Short exercise:
Collect every line that includes the string "溶剂的质量是".

Listed entries:
◆ ◆ ◆ ◆
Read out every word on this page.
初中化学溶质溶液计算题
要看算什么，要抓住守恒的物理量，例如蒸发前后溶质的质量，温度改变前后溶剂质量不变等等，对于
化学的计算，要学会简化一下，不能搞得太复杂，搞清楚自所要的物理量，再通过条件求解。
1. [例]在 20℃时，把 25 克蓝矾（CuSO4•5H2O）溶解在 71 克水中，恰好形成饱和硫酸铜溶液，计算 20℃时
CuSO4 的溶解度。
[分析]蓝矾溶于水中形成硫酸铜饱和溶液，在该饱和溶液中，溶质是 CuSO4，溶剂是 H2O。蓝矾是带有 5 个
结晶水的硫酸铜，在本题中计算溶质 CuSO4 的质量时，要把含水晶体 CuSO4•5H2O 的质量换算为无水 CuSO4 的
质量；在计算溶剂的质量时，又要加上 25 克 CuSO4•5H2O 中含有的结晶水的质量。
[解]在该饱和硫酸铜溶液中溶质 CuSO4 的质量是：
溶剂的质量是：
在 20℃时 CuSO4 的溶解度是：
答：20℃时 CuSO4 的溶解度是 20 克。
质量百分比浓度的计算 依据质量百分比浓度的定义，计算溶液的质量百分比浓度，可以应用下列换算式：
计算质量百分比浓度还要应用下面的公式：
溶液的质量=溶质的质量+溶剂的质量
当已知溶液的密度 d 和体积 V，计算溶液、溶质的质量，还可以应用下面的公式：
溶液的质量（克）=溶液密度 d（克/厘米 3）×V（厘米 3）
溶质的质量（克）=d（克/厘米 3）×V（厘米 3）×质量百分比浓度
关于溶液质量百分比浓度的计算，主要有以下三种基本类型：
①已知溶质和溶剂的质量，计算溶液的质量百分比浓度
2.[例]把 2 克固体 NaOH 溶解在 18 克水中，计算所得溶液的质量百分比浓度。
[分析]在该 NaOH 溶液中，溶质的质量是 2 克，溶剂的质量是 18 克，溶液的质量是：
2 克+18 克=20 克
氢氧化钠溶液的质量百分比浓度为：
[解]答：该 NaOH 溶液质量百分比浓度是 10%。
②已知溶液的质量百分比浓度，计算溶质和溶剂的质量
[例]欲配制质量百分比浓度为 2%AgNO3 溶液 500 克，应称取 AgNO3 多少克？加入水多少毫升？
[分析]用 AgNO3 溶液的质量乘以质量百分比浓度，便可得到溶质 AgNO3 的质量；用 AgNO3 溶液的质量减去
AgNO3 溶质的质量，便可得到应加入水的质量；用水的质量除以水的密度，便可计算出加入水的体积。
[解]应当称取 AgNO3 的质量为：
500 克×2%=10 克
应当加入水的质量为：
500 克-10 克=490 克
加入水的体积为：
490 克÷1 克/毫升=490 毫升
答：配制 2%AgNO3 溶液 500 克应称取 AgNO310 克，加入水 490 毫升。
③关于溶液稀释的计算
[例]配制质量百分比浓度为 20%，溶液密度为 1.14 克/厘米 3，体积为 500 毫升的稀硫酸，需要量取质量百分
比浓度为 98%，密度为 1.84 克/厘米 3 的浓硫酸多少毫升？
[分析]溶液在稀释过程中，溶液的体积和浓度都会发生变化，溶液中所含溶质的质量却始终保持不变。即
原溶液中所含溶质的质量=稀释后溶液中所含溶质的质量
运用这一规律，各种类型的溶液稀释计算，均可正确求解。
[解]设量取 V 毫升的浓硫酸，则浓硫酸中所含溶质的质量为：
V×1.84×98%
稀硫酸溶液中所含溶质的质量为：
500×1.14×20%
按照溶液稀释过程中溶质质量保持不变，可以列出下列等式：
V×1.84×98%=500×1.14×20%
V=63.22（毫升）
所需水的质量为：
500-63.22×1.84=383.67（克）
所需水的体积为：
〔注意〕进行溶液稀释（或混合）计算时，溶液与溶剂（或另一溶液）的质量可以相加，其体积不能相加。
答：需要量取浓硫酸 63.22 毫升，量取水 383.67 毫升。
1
◆ ◆ ◆ ◆
Complete answer:
溶剂的质量是：
[分析]在该 NaOH 溶液中，溶质的质量是 2 克，溶剂的质量是 18 克，溶液的质量是：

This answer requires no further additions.